(Raw records)

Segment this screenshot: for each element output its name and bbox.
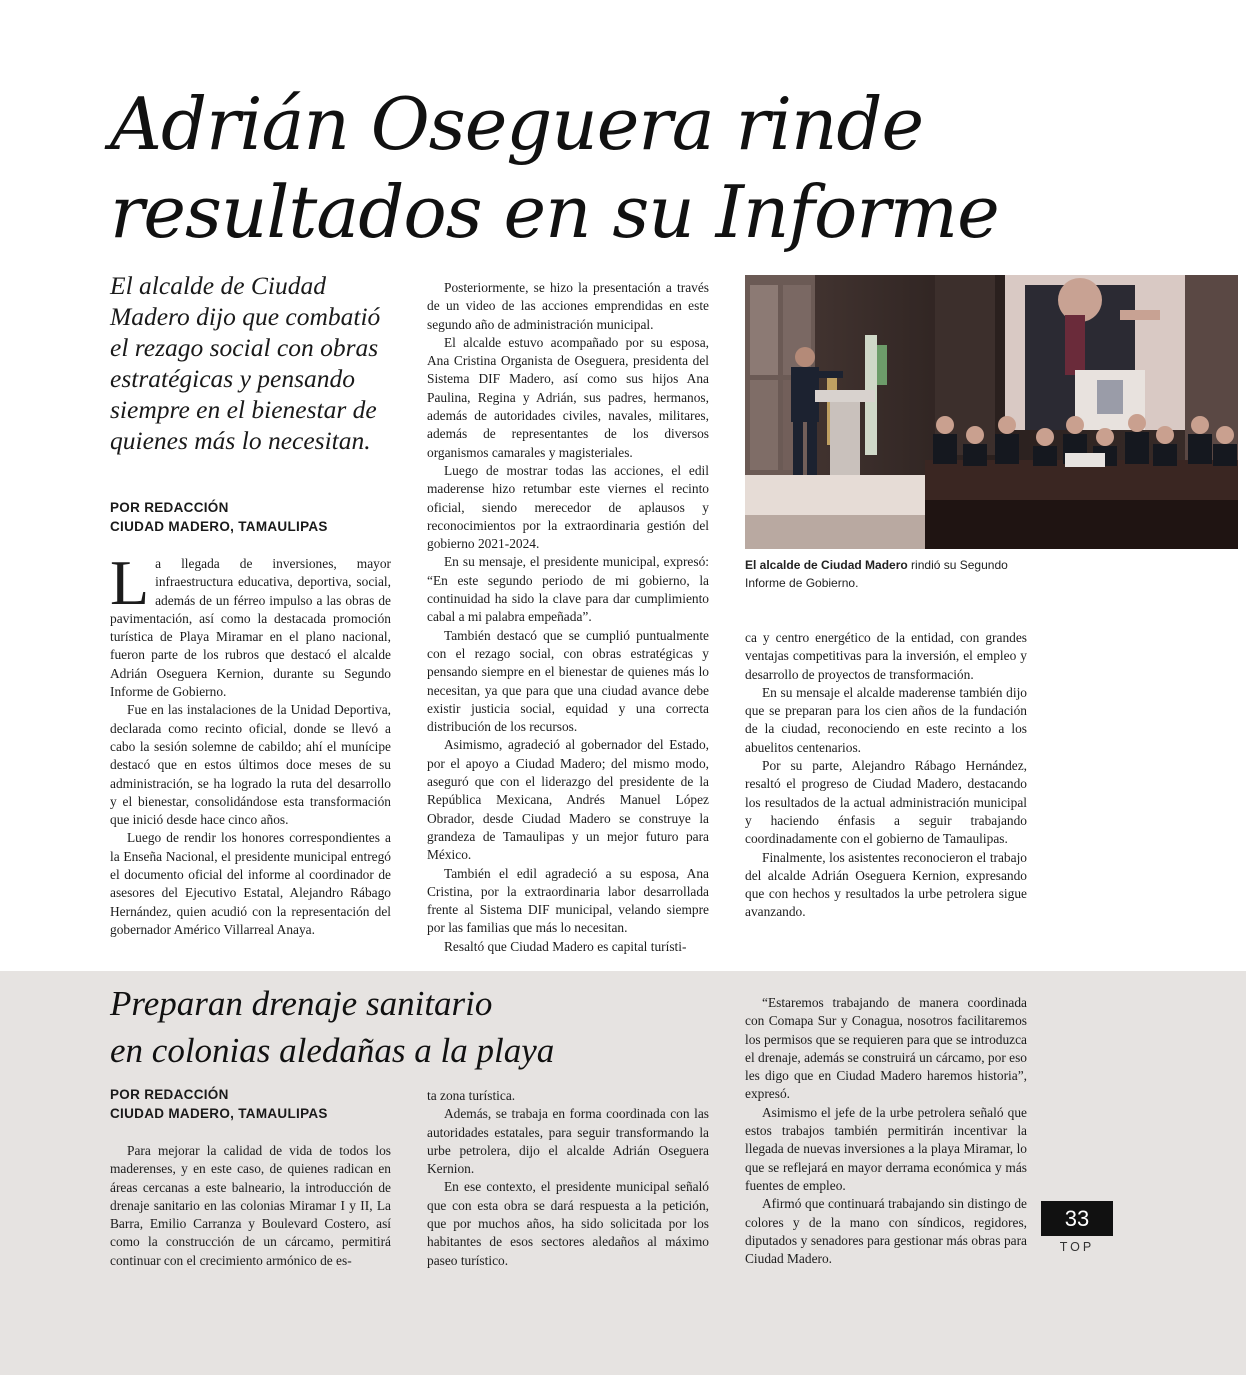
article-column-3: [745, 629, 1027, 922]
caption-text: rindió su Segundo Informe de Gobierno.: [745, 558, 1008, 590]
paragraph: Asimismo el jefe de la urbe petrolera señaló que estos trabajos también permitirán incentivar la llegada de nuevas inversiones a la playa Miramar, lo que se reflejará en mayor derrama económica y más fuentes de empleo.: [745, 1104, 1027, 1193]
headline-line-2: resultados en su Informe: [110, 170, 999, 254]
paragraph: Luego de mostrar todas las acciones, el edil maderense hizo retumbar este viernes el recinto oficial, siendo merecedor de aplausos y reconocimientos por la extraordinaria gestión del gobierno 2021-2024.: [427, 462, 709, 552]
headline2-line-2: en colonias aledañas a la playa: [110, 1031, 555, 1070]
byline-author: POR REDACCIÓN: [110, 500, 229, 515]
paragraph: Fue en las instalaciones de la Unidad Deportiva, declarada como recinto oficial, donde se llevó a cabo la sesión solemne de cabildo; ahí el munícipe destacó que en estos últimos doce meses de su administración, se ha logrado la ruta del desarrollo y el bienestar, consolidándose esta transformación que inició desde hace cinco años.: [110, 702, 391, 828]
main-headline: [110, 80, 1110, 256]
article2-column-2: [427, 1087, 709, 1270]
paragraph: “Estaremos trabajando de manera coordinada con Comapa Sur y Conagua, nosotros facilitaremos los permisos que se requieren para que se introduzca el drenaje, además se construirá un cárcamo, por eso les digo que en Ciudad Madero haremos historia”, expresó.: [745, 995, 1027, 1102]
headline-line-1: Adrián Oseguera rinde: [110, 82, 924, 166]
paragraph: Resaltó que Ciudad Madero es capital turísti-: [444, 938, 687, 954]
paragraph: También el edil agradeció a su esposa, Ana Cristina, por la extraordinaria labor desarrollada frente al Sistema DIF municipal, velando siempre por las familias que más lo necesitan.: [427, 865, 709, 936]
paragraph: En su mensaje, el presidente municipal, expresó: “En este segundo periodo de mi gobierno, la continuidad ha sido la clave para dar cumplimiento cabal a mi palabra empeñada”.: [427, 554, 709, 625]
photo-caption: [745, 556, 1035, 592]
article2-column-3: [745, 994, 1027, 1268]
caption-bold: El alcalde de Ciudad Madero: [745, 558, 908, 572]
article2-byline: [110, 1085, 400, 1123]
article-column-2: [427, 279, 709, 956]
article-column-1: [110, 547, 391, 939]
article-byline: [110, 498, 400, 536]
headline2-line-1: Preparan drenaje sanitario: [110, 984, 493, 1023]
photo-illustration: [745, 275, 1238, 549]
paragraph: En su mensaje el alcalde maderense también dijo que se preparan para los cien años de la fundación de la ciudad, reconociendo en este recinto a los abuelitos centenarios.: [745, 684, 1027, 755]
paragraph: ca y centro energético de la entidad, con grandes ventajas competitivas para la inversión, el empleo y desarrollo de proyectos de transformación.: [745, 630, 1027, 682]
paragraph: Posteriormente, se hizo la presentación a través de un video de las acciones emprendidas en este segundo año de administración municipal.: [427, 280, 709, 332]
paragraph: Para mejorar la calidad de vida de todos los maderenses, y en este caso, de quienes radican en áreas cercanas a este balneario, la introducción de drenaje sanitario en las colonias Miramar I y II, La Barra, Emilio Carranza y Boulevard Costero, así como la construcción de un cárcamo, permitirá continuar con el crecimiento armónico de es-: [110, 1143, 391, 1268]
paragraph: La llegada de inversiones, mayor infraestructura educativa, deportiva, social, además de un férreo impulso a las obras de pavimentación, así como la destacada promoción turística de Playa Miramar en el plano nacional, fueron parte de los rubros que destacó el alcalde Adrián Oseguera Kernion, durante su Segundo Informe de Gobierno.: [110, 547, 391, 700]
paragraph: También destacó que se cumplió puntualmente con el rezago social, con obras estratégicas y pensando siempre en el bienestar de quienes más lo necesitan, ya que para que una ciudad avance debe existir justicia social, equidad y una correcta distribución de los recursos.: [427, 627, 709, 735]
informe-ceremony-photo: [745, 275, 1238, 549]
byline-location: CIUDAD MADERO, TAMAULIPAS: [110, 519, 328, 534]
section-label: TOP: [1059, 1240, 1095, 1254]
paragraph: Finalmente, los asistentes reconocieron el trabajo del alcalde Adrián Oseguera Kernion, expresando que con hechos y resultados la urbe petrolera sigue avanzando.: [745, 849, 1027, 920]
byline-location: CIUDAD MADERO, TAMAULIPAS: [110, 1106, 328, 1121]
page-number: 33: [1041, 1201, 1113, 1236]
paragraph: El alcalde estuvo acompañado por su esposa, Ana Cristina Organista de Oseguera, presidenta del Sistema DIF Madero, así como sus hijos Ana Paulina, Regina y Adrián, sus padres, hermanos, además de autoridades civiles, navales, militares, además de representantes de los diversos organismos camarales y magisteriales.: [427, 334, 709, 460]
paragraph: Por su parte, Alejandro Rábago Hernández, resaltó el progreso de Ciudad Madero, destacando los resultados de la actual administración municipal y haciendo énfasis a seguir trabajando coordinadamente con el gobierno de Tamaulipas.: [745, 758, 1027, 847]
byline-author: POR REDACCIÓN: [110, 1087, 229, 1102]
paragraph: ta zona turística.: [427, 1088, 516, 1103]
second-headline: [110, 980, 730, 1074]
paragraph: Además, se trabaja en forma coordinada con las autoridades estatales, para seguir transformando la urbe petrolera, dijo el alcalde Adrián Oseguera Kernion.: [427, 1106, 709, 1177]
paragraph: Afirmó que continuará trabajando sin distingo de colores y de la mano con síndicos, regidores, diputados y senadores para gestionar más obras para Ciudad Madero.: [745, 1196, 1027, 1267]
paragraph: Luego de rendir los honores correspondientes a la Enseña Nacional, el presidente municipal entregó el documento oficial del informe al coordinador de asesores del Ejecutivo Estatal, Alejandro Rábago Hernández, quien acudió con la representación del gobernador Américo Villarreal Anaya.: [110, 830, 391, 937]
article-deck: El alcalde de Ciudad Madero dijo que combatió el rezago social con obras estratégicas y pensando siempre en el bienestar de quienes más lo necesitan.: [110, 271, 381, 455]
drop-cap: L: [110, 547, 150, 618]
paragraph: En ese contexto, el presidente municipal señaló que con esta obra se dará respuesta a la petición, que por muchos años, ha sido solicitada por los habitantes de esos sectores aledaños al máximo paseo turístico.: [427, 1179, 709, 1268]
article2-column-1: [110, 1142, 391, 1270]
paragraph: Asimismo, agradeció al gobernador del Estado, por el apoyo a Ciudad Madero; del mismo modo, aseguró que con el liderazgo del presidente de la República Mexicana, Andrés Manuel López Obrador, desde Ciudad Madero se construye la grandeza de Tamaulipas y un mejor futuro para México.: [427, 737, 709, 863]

■ Job
Lay out every line of the material above as a numbered list, skipping blank lines. Leave the pictures out of your answer.

■ Reply
1. Segment this screenshot: for each element output its name and bbox.
2. article-column-3: [745, 629, 1027, 922]
3. caption-text: rindió su Segundo Informe de Gobierno.: [745, 558, 1008, 590]
4. paragraph: Asimismo el jefe de la urbe petrolera señaló que estos trabajos también permitirán incentivar la llegada de nuevas inversiones a la playa Miramar, lo que se reflejará en mayor derrama económica y más fuentes de empleo.: [745, 1104, 1027, 1193]
5. headline-line-2: resultados en su Informe: [110, 170, 999, 254]
6. paragraph: Luego de mostrar todas las acciones, el edil maderense hizo retumbar este viernes el recinto oficial, siendo merecedor de aplausos y reconocimientos por la extraordinaria gestión del gobierno 2021-2024.: [427, 462, 709, 552]
7. headline2-line-2: en colonias aledañas a la playa: [110, 1031, 555, 1070]
8. byline-author: POR REDACCIÓN: [110, 500, 229, 515]
9. paragraph: Fue en las instalaciones de la Unidad Deportiva, declarada como recinto oficial, donde se llevó a cabo la sesión solemne de cabildo; ahí el munícipe destacó que en estos últimos doce meses de su administración, se ha logrado la ruta del desarrollo y el bienestar, consolidándose esta transformación que inició desde hace cinco años.: [110, 702, 391, 828]
10. main-headline: [110, 80, 1110, 256]
11. article2-column-2: [427, 1087, 709, 1270]
12. paragraph: “Estaremos trabajando de manera coordinada con Comapa Sur y Conagua, nosotros facilitaremos los permisos que se requieren para que se introduzca el drenaje, además se construirá un cárcamo, por eso les digo que en Ciudad Madero haremos historia”, expresó.: [745, 995, 1027, 1102]
13. headline-line-1: Adrián Oseguera rinde: [110, 82, 924, 166]
14. paragraph: Resaltó que Ciudad Madero es capital turísti-: [444, 938, 687, 954]
15. paragraph: También el edil agradeció a su esposa, Ana Cristina, por la extraordinaria labor desarrollada frente al Sistema DIF municipal, velando siempre por las familias que más lo necesitan.: [427, 865, 709, 936]
16. paragraph: En su mensaje, el presidente municipal, expresó: “En este segundo periodo de mi gobierno, la continuidad ha sido la clave para dar cumplimiento cabal a mi palabra empeñada”.: [427, 554, 709, 625]
17. photo-caption: [745, 556, 1035, 592]
18. article2-column-3: [745, 994, 1027, 1268]
19. caption-bold: El alcalde de Ciudad Madero: [745, 558, 908, 572]
20. article2-byline: [110, 1085, 400, 1123]
21. article-column-2: [427, 279, 709, 956]
22. article-column-1: [110, 547, 391, 939]
23. article-byline: [110, 498, 400, 536]
24. headline2-line-1: Preparan drenaje sanitario: [110, 984, 493, 1023]
25. photo-illustration: [745, 275, 1238, 549]
26. paragraph: En su mensaje el alcalde maderense también dijo que se preparan para los cien años de la fundación de la ciudad, reconociendo en este recinto a los abuelitos centenarios.: [745, 684, 1027, 755]
27. paragraph: ca y centro energético de la entidad, con grandes ventajas competitivas para la inversión, el empleo y desarrollo de proyectos de transformación.: [745, 630, 1027, 682]
28. paragraph: Posteriormente, se hizo la presentación a través de un video de las acciones emprendidas en este segundo año de administración municipal.: [427, 280, 709, 332]
29. paragraph: Para mejorar la calidad de vida de todos los maderenses, y en este caso, de quienes radican en áreas cercanas a este balneario, la introducción de drenaje sanitario en las colonias Miramar I y II, La Barra, Emilio Carranza y Boulevard Costero, así como la construcción de un cárcamo, permitirá continuar con el crecimiento armónico de es-: [110, 1143, 391, 1268]
30. paragraph: La llegada de inversiones, mayor infraestructura educativa, deportiva, social, además de un férreo impulso a las obras de pavimentación, así como la destacada promoción turística de Playa Miramar en el plano nacional, fueron parte de los rubros que destacó el alcalde Adrián Oseguera Kernion, durante su Segundo Informe de Gobierno.: [110, 547, 391, 700]
31. paragraph: También destacó que se cumplió puntualmente con el rezago social, con obras estratégicas y pensando siempre en el bienestar de quienes más lo necesitan, ya que para que una ciudad avance debe existir justicia social, equidad y una correcta distribución de los recursos.: [427, 627, 709, 735]
32. informe-ceremony-photo: [745, 275, 1238, 549]
33. byline-location: CIUDAD MADERO, TAMAULIPAS: [110, 519, 328, 534]
34. section-label: TOP: [1059, 1240, 1095, 1254]
35. paragraph: Finalmente, los asistentes reconocieron el trabajo del alcalde Adrián Oseguera Kernion, expresando que con hechos y resultados la urbe petrolera sigue avanzando.: [745, 849, 1027, 920]
36. byline-location: CIUDAD MADERO, TAMAULIPAS: [110, 1106, 328, 1121]
37. page-number: 33: [1041, 1201, 1113, 1236]
38. paragraph: El alcalde estuvo acompañado por su esposa, Ana Cristina Organista de Oseguera, presidenta del Sistema DIF Madero, así como sus hijos Ana Paulina, Regina y Adrián, sus padres, hermanos, además de autoridades civiles, navales, militares, además de representantes de los diversos organismos camarales y magisteriales.: [427, 334, 709, 460]
39. paragraph: Por su parte, Alejandro Rábago Hernández, resaltó el progreso de Ciudad Madero, destacando los resultados de la actual administración municipal y haciendo énfasis a seguir trabajando coordinadamente con el gobierno de Tamaulipas.: [745, 758, 1027, 847]
40. byline-author: POR REDACCIÓN: [110, 1087, 229, 1102]
41. paragraph: ta zona turística.: [427, 1088, 516, 1103]
42. second-headline: [110, 980, 730, 1074]
43. paragraph: Además, se trabaja en forma coordinada con las autoridades estatales, para seguir transformando la urbe petrolera, dijo el alcalde Adrián Oseguera Kernion.: [427, 1106, 709, 1177]
44. paragraph: Afirmó que continuará trabajando sin distingo de colores y de la mano con síndicos, regidores, diputados y senadores para gestionar más obras para Ciudad Madero.: [745, 1196, 1027, 1267]
45. paragraph: Luego de rendir los honores correspondientes a la Enseña Nacional, el presidente municipal entregó el documento oficial del informe al coordinador de asesores del Ejecutivo Estatal, Alejandro Rábago Hernández, quien acudió con la representación del gobernador Américo Villarreal Anaya.: [110, 830, 391, 937]
46. article-deck: El alcalde de Ciudad Madero dijo que combatió el rezago social con obras estratégicas y pensando siempre en el bienestar de quienes más lo necesitan.: [110, 271, 381, 455]
47. drop-cap: L: [110, 547, 150, 618]
48. paragraph: En ese contexto, el presidente municipal señaló que con esta obra se dará respuesta a la petición, que por muchos años, ha sido solicitada por los habitantes de esos sectores aledaños al máximo paseo turístico.: [427, 1179, 709, 1268]
49. article2-column-1: [110, 1142, 391, 1270]
50. paragraph: Asimismo, agradeció al gobernador del Estado, por el apoyo a Ciudad Madero; del mismo modo, aseguró que con el liderazgo del presidente de la República Mexicana, Andrés Manuel López Obrador, desde Ciudad Madero se construye la grandeza de Tamaulipas y un mejor futuro para México.: [427, 737, 709, 863]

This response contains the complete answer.